Instructions for the task: Identify the lines holding "actually" and copy them.

Material shown:
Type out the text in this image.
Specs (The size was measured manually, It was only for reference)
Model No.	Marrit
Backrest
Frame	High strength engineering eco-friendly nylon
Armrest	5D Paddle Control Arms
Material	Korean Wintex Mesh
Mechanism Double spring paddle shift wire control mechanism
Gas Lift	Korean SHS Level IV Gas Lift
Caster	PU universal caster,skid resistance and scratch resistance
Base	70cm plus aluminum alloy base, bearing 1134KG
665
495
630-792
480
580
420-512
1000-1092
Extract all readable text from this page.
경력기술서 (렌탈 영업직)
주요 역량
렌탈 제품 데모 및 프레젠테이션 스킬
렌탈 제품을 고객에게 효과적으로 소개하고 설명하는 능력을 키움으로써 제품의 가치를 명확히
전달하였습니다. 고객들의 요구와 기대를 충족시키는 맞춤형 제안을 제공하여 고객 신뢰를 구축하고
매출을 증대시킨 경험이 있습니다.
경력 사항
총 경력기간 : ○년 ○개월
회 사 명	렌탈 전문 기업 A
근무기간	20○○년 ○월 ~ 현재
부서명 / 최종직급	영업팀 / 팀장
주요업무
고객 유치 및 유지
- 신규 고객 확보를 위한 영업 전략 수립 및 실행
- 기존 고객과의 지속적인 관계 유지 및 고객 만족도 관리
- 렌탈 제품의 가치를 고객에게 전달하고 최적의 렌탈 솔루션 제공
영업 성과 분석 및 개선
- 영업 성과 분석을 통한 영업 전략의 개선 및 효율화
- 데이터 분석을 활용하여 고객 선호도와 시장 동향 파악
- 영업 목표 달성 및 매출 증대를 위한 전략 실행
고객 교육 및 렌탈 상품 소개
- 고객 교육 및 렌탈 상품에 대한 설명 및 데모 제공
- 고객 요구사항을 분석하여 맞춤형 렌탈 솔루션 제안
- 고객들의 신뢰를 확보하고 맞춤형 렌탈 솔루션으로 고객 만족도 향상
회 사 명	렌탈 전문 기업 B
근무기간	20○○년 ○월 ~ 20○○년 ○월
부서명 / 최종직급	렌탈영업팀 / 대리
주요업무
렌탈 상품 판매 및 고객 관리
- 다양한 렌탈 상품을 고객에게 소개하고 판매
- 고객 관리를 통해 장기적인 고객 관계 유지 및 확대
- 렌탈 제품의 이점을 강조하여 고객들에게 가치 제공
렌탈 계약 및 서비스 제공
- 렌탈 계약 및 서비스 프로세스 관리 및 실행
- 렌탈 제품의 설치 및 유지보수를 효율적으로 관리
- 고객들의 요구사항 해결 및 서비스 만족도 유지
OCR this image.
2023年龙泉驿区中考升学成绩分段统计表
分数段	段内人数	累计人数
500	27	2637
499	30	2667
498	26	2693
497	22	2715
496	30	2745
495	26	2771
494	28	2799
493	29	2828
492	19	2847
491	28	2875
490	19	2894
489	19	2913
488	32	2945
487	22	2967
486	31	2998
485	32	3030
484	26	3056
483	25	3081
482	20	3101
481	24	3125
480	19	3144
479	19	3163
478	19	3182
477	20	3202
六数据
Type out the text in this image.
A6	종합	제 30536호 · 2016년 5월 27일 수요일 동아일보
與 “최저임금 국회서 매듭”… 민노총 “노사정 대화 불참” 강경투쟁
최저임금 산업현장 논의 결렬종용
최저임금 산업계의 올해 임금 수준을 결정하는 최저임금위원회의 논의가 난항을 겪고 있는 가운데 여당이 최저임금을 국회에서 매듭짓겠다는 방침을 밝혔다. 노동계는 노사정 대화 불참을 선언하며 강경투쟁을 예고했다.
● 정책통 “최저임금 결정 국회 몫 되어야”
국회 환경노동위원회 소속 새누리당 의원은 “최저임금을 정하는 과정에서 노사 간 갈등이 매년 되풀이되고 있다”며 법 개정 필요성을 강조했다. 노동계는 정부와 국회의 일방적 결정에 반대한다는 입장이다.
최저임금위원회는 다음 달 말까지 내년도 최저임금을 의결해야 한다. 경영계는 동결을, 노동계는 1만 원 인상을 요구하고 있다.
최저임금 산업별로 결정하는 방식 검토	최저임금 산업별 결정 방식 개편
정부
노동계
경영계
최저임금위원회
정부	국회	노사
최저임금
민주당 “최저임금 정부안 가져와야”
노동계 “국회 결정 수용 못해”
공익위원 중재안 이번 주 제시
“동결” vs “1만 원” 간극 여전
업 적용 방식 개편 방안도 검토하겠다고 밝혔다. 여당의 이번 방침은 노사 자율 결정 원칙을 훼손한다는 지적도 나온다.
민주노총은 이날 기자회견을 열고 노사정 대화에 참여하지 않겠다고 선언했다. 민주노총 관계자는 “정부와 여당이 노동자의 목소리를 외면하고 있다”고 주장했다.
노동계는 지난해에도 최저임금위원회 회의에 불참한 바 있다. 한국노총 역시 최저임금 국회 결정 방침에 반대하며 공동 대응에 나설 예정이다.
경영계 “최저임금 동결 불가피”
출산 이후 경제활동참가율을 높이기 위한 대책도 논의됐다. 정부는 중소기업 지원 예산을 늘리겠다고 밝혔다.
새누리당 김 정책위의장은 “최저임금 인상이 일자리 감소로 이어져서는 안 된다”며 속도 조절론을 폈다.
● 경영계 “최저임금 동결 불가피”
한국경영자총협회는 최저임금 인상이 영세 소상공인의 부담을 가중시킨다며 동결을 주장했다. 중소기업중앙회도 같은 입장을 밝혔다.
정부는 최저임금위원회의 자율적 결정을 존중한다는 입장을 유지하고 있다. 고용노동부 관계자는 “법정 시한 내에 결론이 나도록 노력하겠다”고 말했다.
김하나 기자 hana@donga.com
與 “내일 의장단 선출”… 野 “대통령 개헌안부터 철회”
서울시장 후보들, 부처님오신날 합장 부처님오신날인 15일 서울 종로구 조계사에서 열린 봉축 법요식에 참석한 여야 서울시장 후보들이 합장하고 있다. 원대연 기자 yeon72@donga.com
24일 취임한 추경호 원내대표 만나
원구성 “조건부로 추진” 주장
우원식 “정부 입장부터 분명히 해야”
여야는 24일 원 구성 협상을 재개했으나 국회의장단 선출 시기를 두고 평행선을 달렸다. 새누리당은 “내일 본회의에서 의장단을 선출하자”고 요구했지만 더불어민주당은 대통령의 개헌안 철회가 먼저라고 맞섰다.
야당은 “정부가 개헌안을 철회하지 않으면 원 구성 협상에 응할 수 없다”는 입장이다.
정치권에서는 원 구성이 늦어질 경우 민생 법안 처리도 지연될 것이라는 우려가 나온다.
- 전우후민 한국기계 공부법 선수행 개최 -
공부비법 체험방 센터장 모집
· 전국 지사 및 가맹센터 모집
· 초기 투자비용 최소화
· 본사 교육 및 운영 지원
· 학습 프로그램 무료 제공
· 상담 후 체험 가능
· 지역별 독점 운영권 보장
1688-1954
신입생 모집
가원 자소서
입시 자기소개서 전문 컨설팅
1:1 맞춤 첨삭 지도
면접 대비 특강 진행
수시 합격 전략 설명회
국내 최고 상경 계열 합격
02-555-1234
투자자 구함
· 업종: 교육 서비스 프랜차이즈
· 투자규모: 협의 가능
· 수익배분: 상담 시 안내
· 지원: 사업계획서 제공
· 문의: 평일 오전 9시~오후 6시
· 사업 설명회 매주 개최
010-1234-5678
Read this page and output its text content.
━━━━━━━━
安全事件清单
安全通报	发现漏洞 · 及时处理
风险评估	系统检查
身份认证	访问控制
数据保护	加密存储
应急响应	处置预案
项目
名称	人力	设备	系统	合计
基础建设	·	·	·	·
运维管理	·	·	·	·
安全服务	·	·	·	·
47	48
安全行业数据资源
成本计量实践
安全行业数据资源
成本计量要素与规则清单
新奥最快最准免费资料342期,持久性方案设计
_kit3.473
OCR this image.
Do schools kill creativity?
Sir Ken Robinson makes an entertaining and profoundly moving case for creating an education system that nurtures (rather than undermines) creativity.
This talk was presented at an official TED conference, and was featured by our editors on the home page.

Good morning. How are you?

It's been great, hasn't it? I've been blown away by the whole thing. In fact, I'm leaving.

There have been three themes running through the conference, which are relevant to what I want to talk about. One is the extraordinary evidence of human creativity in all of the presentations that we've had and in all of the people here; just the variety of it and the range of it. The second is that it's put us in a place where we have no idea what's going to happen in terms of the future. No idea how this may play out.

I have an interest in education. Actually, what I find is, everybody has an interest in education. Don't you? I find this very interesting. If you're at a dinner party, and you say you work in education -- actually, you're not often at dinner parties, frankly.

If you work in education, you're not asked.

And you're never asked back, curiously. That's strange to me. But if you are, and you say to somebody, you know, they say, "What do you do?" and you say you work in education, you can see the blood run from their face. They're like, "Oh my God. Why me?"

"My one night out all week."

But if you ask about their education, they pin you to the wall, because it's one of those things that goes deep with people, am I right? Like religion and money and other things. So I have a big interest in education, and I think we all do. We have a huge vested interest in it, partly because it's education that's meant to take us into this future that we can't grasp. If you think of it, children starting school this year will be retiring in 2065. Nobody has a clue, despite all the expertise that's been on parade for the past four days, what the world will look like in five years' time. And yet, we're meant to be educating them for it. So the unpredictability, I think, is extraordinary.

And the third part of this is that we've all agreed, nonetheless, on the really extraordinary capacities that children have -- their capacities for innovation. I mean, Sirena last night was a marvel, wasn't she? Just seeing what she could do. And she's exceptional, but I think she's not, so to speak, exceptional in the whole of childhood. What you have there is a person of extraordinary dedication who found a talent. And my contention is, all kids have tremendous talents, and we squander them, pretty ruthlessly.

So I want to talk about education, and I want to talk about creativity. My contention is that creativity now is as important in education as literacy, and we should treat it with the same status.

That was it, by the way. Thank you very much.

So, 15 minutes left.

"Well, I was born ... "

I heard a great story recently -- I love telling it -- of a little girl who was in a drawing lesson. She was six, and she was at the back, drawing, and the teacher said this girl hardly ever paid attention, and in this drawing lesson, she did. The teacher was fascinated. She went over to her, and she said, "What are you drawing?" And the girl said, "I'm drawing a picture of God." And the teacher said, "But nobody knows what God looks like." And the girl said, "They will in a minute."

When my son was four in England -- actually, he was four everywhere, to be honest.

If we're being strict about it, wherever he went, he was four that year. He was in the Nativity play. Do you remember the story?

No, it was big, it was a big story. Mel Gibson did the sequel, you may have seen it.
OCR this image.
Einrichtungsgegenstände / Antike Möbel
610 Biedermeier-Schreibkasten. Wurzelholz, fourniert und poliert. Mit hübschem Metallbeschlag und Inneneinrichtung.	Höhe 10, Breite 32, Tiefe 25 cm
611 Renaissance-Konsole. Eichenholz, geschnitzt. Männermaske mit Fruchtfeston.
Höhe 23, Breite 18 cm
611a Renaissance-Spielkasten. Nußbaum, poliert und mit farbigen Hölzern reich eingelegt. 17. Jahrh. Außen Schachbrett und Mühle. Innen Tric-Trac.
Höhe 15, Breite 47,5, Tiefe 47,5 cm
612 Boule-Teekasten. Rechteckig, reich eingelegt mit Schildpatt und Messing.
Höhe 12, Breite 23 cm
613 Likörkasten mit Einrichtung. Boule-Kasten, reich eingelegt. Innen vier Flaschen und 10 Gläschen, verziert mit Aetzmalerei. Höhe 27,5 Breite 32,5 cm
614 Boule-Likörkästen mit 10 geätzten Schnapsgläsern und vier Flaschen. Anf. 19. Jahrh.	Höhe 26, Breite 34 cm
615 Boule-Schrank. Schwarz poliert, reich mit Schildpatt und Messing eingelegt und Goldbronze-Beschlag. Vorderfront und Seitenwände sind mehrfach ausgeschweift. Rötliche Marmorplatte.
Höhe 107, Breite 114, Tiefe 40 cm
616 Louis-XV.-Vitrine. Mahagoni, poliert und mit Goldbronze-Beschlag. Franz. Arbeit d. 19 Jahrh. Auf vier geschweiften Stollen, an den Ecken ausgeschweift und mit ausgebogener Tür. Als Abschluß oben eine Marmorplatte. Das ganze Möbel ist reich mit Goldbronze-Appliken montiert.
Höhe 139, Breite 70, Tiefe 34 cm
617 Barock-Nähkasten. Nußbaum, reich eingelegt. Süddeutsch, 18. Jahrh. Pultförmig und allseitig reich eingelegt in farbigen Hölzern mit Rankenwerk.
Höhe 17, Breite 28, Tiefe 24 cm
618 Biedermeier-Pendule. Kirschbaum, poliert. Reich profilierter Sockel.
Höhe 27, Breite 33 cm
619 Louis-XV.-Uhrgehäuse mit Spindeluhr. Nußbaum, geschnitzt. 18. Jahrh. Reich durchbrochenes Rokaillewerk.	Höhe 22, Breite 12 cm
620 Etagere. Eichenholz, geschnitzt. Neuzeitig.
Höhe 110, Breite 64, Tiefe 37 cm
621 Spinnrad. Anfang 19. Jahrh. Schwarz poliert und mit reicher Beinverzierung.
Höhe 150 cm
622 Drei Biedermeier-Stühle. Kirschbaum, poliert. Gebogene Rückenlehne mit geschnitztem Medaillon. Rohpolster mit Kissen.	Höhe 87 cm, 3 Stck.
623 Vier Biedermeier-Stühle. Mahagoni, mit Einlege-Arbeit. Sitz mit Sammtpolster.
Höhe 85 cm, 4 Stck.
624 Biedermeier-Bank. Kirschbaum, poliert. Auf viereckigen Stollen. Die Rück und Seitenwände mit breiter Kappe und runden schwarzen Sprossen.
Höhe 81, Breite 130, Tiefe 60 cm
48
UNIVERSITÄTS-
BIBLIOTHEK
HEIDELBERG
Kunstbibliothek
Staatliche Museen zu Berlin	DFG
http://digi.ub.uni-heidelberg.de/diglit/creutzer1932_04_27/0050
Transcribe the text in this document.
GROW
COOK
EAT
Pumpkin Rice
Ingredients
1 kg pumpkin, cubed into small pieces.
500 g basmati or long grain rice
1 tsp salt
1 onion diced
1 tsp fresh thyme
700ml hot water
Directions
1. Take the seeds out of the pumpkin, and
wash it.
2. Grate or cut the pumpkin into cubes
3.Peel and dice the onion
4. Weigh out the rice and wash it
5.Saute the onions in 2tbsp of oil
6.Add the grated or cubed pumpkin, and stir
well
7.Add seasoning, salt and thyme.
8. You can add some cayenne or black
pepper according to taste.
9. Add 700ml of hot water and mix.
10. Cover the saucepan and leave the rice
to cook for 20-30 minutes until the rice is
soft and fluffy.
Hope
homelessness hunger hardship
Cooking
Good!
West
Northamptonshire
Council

Answer below:
I have an interest in education. Actually, what I find is, everybody has an interest in education. Don't you? I find this very interesting. If you're at a dinner party, and you say you work in education -- actually, you're not often at dinner parties, frankly.
When my son was four in England -- actually, he was four everywhere, to be honest.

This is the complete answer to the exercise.